**O que fazer**. Traduza para o inglês a seguinte frase do texto sobre amamentação cruzada: "Logo depois dos estudos, a contra indicação foi formalizada tanto pelo Ministério da Saúde, quanto pela OMS."
---------- Texto da página ----------
O mês de agosto é dedicado para conscientiza a sociedade sobre os benefícios do leite materno, alimento considerado ouro pela Organização Mundial da Saúde (OMS) e incentiva a prática. Esse momento que é fundamental para estabelecer os primeiros vínculos entre o bebê e a mãe,mas é preciso estar atento à “amamentação cruzada”, na qual uma mãe alimenta o filho de outra mulher. Essa ação é contrária às recomendações do Ministério da Saúde, da Sociedade Brasileira de Pediatria (SBP) e da própria OMS por oferecer uma série de riscos ao bebê.
Segundo uma pesquisa realizada pela Fundação Oswaldo Cruz (Fiocruz) em 2019, 21,1% da população brasileira recorre a prática da amamentação cruzada, sendo a região Nordeste a terceira com o maior índice, atingindo 20,3% das mães de crianças menores de 2 anos.
E essa prática começou a ser desaconselhada após a descoberta do Vírus da Imunodeficiência Humana [HIV]. Logo depois dos estudos, a contra indicação foi formalizada tanto pelo Ministério da Saúde, quanto pela OMS. A alternativa segura para que o bebê consuma leite produzido por outra mulher que não a mãe é frequentar o Banco de Leite Humano, que segue um rigoroso processo de triagem e tratamento, assegurando a doação livre de qualquer possibilidade de transmissão de doenças ou infecções.
---------- Registros extraídos ----------
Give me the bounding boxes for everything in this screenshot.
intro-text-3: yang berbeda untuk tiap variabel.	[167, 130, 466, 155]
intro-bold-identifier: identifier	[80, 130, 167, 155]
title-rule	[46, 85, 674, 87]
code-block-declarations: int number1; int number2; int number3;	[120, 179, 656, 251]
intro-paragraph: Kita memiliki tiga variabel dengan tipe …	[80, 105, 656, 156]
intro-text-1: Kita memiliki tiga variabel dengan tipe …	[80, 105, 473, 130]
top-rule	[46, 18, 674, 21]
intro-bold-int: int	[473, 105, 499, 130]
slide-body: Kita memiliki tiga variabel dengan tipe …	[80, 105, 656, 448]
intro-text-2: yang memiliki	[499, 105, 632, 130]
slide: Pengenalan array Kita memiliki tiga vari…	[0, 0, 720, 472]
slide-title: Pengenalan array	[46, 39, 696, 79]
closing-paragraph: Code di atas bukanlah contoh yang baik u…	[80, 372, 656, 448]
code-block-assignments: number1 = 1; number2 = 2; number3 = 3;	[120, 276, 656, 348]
----------
**Resultado do exercício**. Shortly after the studies, the contraindication was formalized by both the Ministry of Health and the WHO.